--- Start of Dataset ---
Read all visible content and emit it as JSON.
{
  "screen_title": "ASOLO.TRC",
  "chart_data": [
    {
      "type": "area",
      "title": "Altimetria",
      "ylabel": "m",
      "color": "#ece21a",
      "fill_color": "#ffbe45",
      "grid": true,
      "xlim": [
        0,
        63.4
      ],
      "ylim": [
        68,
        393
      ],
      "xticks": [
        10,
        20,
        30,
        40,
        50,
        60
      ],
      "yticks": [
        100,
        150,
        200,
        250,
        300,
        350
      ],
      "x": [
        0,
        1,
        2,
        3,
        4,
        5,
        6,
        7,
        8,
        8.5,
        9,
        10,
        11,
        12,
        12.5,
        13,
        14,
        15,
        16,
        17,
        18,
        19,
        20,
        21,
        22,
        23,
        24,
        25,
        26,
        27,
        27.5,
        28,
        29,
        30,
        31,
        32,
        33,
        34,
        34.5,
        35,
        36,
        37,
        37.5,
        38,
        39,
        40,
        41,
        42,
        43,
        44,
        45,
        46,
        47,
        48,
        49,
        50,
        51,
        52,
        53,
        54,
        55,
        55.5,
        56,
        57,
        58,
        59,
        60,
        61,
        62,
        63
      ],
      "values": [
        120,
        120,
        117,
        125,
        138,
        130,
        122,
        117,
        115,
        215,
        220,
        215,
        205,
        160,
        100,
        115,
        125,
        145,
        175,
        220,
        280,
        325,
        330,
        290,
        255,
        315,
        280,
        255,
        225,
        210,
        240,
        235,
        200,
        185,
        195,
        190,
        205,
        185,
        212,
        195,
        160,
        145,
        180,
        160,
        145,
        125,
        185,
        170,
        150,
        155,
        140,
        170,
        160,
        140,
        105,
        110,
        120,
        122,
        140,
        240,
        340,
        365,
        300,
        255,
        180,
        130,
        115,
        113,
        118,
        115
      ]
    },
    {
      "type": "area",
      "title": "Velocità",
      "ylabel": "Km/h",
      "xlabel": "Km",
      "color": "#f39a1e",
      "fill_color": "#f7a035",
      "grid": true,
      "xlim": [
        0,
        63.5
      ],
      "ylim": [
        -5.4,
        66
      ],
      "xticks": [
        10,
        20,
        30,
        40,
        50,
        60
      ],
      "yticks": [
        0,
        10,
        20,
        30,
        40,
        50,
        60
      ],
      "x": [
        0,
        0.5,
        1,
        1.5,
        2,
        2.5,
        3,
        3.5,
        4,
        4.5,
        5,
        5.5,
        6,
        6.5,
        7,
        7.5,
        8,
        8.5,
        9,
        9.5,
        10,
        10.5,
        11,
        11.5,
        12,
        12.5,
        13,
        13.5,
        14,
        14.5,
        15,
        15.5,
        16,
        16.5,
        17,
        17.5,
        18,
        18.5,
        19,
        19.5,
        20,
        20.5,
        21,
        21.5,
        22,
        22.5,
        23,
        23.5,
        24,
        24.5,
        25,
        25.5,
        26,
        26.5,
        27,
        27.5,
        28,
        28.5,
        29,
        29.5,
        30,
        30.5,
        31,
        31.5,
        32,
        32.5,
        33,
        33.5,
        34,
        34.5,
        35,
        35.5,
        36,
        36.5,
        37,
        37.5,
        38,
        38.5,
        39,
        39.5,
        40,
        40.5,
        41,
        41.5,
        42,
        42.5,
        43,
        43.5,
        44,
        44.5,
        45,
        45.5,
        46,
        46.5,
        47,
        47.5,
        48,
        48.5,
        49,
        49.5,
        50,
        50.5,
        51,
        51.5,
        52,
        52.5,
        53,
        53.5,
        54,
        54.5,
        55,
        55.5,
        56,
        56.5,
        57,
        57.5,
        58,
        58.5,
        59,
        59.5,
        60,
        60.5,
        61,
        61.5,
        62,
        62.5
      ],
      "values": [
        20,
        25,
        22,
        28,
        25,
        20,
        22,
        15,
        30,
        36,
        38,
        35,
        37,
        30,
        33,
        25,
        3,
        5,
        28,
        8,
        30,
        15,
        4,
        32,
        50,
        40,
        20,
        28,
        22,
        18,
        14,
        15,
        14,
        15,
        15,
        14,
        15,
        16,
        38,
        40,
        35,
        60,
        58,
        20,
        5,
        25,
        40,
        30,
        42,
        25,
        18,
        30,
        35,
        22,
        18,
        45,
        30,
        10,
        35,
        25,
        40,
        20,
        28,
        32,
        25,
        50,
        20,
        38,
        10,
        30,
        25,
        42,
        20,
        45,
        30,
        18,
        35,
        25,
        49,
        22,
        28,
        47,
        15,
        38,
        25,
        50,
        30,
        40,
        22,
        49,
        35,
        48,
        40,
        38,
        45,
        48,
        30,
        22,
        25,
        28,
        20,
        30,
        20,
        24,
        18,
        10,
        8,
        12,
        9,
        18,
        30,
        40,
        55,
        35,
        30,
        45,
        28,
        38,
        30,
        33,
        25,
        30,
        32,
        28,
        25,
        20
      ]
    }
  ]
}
--- End of Dataset ---
■ The problem ■
Return every record above exactly as it appears.

■ Answer to this task ■
Read all visible content and emit it as JSON.
{
  "screen_title": "ASOLO.TRC",
  "chart_data": [
    {
      "type": "area",
      "title": "Altimetria",
      "ylabel": "m",
      "color": "#ece21a",
      "fill_color": "#ffbe45",
      "grid": true,
      "xlim": [
        0,
        63.4
      ],
      "ylim": [
        68,
        393
      ],
      "xticks": [
        10,
        20,
        30,
        40,
        50,
        60
      ],
      "yticks": [
        100,
        150,
        200,
        250,
        300,
        350
      ],
      "x": [
        0,
        1,
        2,
        3,
        4,
        5,
        6,
        7,
        8,
        8.5,
        9,
        10,
        11,
        12,
        12.5,
        13,
        14,
        15,
        16,
        17,
        18,
        19,
        20,
        21,
        22,
        23,
        24,
        25,
        26,
        27,
        27.5,
        28,
        29,
        30,
        31,
        32,
        33,
        34,
        34.5,
        35,
        36,
        37,
        37.5,
        38,
        39,
        40,
        41,
        42,
        43,
        44,
        45,
        46,
        47,
        48,
        49,
        50,
        51,
        52,
        53,
        54,
        55,
        55.5,
        56,
        57,
        58,
        59,
        60,
        61,
        62,
        63
      ],
      "values": [
        120,
        120,
        117,
        125,
        138,
        130,
        122,
        117,
        115,
        215,
        220,
        215,
        205,
        160,
        100,
        115,
        125,
        145,
        175,
        220,
        280,
        325,
        330,
        290,
        255,
        315,
        280,
        255,
        225,
        210,
        240,
        235,
        200,
        185,
        195,
        190,
        205,
        185,
        212,
        195,
        160,
        145,
        180,
        160,
        145,
        125,
        185,
        170,
        150,
        155,
        140,
        170,
        160,
        140,
        105,
        110,
        120,
        122,
        140,
        240,
        340,
        365,
        300,
        255,
        180,
        130,
        115,
        113,
        118,
        115
      ]
    },
    {
      "type": "area",
      "title": "Velocità",
      "ylabel": "Km/h",
      "xlabel": "Km",
      "color": "#f39a1e",
      "fill_color": "#f7a035",
      "grid": true,
      "xlim": [
        0,
        63.5
      ],
      "ylim": [
        -5.4,
        66
      ],
      "xticks": [
        10,
        20,
        30,
        40,
        50,
        60
      ],
      "yticks": [
        0,
        10,
        20,
        30,
        40,
        50,
        60
      ],
      "x": [
        0,
        0.5,
        1,
        1.5,
        2,
        2.5,
        3,
        3.5,
        4,
        4.5,
        5,
        5.5,
        6,
        6.5,
        7,
        7.5,
        8,
        8.5,
        9,
        9.5,
        10,
        10.5,
        11,
        11.5,
        12,
        12.5,
        13,
        13.5,
        14,
        14.5,
        15,
        15.5,
        16,
        16.5,
        17,
        17.5,
        18,
        18.5,
        19,
        19.5,
        20,
        20.5,
        21,
        21.5,
        22,
        22.5,
        23,
        23.5,
        24,
        24.5,
        25,
        25.5,
        26,
        26.5,
        27,
        27.5,
        28,
        28.5,
        29,
        29.5,
        30,
        30.5,
        31,
        31.5,
        32,
        32.5,
        33,
        33.5,
        34,
        34.5,
        35,
        35.5,
        36,
        36.5,
        37,
        37.5,
        38,
        38.5,
        39,
        39.5,
        40,
        40.5,
        41,
        41.5,
        42,
        42.5,
        43,
        43.5,
        44,
        44.5,
        45,
        45.5,
        46,
        46.5,
        47,
        47.5,
        48,
        48.5,
        49,
        49.5,
        50,
        50.5,
        51,
        51.5,
        52,
        52.5,
        53,
        53.5,
        54,
        54.5,
        55,
        55.5,
        56,
        56.5,
        57,
        57.5,
        58,
        58.5,
        59,
        59.5,
        60,
        60.5,
        61,
        61.5,
        62,
        62.5
      ],
      "values": [
        20,
        25,
        22,
        28,
        25,
        20,
        22,
        15,
        30,
        36,
        38,
        35,
        37,
        30,
        33,
        25,
        3,
        5,
        28,
        8,
        30,
        15,
        4,
        32,
        50,
        40,
        20,
        28,
        22,
        18,
        14,
        15,
        14,
        15,
        15,
        14,
        15,
        16,
        38,
        40,
        35,
        60,
        58,
        20,
        5,
        25,
        40,
        30,
        42,
        25,
        18,
        30,
        35,
        22,
        18,
        45,
        30,
        10,
        35,
        25,
        40,
        20,
        28,
        32,
        25,
        50,
        20,
        38,
        10,
        30,
        25,
        42,
        20,
        45,
        30,
        18,
        35,
        25,
        49,
        22,
        28,
        47,
        15,
        38,
        25,
        50,
        30,
        40,
        22,
        49,
        35,
        48,
        40,
        38,
        45,
        48,
        30,
        22,
        25,
        28,
        20,
        30,
        20,
        24,
        18,
        10,
        8,
        12,
        9,
        18,
        30,
        40,
        55,
        35,
        30,
        45,
        28,
        38,
        30,
        33,
        25,
        30,
        32,
        28,
        25,
        20
      ]
    }
  ]
}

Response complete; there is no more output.